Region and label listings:
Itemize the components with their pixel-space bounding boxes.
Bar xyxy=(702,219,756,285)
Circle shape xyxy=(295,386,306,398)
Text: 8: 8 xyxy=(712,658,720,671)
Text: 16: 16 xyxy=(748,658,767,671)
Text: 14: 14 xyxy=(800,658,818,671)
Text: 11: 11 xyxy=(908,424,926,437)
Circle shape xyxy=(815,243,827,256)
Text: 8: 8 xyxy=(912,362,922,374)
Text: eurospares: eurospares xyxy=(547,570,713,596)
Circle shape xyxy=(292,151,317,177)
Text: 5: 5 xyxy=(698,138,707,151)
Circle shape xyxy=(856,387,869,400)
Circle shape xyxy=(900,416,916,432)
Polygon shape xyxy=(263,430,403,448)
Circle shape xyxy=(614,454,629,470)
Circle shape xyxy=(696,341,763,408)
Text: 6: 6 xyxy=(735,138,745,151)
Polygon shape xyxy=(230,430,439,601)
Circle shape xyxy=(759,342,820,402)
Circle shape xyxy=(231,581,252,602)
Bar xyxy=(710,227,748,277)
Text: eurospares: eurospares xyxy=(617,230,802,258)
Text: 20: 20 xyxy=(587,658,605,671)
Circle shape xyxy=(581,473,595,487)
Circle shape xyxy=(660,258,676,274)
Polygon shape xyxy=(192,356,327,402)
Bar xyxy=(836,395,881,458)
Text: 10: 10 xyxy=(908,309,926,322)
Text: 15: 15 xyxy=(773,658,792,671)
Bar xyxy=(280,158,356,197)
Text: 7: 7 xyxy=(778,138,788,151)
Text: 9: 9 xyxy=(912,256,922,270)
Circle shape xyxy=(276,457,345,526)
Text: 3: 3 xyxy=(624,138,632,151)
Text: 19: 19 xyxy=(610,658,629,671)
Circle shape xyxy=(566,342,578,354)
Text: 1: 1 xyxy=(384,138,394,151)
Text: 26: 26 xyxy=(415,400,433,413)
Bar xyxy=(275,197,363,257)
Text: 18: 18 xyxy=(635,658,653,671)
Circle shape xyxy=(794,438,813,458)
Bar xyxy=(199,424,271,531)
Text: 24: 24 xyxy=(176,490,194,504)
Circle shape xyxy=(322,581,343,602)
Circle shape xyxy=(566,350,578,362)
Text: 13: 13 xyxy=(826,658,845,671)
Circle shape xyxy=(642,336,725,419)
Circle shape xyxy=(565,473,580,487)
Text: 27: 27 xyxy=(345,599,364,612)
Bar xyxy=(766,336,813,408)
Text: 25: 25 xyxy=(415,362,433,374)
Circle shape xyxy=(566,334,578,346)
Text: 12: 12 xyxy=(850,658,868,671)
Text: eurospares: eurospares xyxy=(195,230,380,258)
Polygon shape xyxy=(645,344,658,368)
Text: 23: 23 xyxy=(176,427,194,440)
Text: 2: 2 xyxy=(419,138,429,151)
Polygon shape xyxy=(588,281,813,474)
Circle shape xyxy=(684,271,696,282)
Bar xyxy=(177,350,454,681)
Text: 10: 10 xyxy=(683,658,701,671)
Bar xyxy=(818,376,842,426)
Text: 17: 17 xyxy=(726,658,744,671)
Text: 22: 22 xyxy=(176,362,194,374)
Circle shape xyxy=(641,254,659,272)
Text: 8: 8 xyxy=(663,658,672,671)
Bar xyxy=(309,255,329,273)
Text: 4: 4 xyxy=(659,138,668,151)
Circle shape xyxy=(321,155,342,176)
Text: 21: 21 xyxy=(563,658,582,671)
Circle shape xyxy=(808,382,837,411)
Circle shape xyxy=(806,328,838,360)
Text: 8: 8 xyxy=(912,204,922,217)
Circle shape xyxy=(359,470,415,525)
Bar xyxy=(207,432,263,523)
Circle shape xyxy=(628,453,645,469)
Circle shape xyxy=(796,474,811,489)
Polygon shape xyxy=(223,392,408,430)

■ Exercise aim
Update the entries from the first line through the line containing "Text: 5: 5 xyxy=(698,138,707,151)", changing every "Circle shape" to "Round shape" and keeping everything else the same.

■ Exercise result
Itemize the components with their pixel-space bounding boxes.
Bar xyxy=(702,219,756,285)
Round shape xyxy=(295,386,306,398)
Text: 8: 8 xyxy=(712,658,720,671)
Text: 16: 16 xyxy=(748,658,767,671)
Text: 14: 14 xyxy=(800,658,818,671)
Text: 11: 11 xyxy=(908,424,926,437)
Round shape xyxy=(815,243,827,256)
Text: 8: 8 xyxy=(912,362,922,374)
Text: eurospares: eurospares xyxy=(547,570,713,596)
Round shape xyxy=(292,151,317,177)
Text: 5: 5 xyxy=(698,138,707,151)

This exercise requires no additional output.